▶ [Aim]: Reproduce each line of the records below verbatim, omitting the pictures.

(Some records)
******

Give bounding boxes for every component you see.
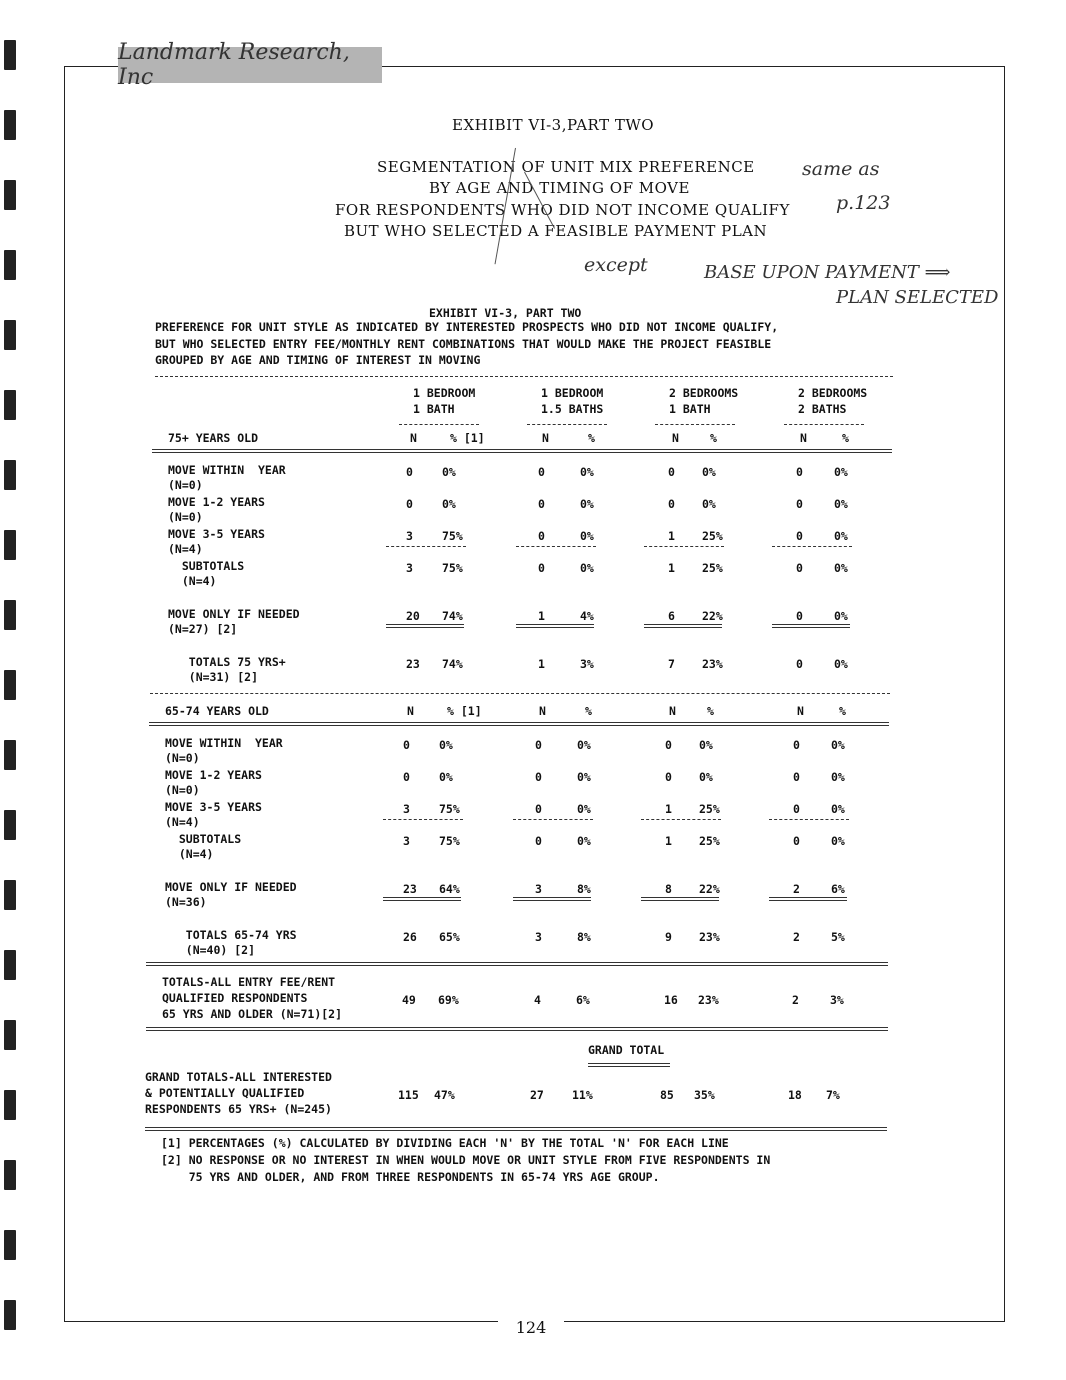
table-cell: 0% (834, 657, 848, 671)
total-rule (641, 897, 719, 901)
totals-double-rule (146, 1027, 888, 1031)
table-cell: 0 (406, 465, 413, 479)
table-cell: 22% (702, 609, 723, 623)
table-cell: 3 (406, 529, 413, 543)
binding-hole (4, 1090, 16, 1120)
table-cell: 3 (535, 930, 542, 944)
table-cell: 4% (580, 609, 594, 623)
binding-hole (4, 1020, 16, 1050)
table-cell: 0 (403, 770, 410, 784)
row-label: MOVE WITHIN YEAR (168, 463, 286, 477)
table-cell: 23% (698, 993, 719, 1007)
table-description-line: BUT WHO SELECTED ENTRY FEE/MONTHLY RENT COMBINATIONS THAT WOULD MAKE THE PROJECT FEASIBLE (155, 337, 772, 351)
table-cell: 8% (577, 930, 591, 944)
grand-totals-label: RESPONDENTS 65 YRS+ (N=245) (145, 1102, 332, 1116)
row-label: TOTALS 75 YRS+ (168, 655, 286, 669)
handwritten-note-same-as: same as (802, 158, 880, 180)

******

▶ [Complete answer]:
Give bounding boxes for every component you see.
table-cell: 0% (834, 657, 848, 671)
total-rule (641, 897, 719, 901)
totals-double-rule (146, 1027, 888, 1031)
table-cell: 0 (406, 465, 413, 479)
table-cell: 22% (702, 609, 723, 623)
table-cell: 3 (406, 529, 413, 543)
binding-hole (4, 1090, 16, 1120)
table-cell: 3 (535, 930, 542, 944)
table-cell: 4% (580, 609, 594, 623)
binding-hole (4, 1020, 16, 1050)
table-cell: 0 (403, 770, 410, 784)
row-label: MOVE WITHIN YEAR (168, 463, 286, 477)
table-cell: 23% (698, 993, 719, 1007)
table-description-line: BUT WHO SELECTED ENTRY FEE/MONTHLY RENT COMBINATIONS THAT WOULD MAKE THE PROJECT FEASIBLE (155, 337, 772, 351)
table-cell: 8% (577, 930, 591, 944)
grand-totals-label: RESPONDENTS 65 YRS+ (N=245) (145, 1102, 332, 1116)
row-label: TOTALS 75 YRS+ (168, 655, 286, 669)
handwritten-note-same-as: same as (802, 158, 880, 180)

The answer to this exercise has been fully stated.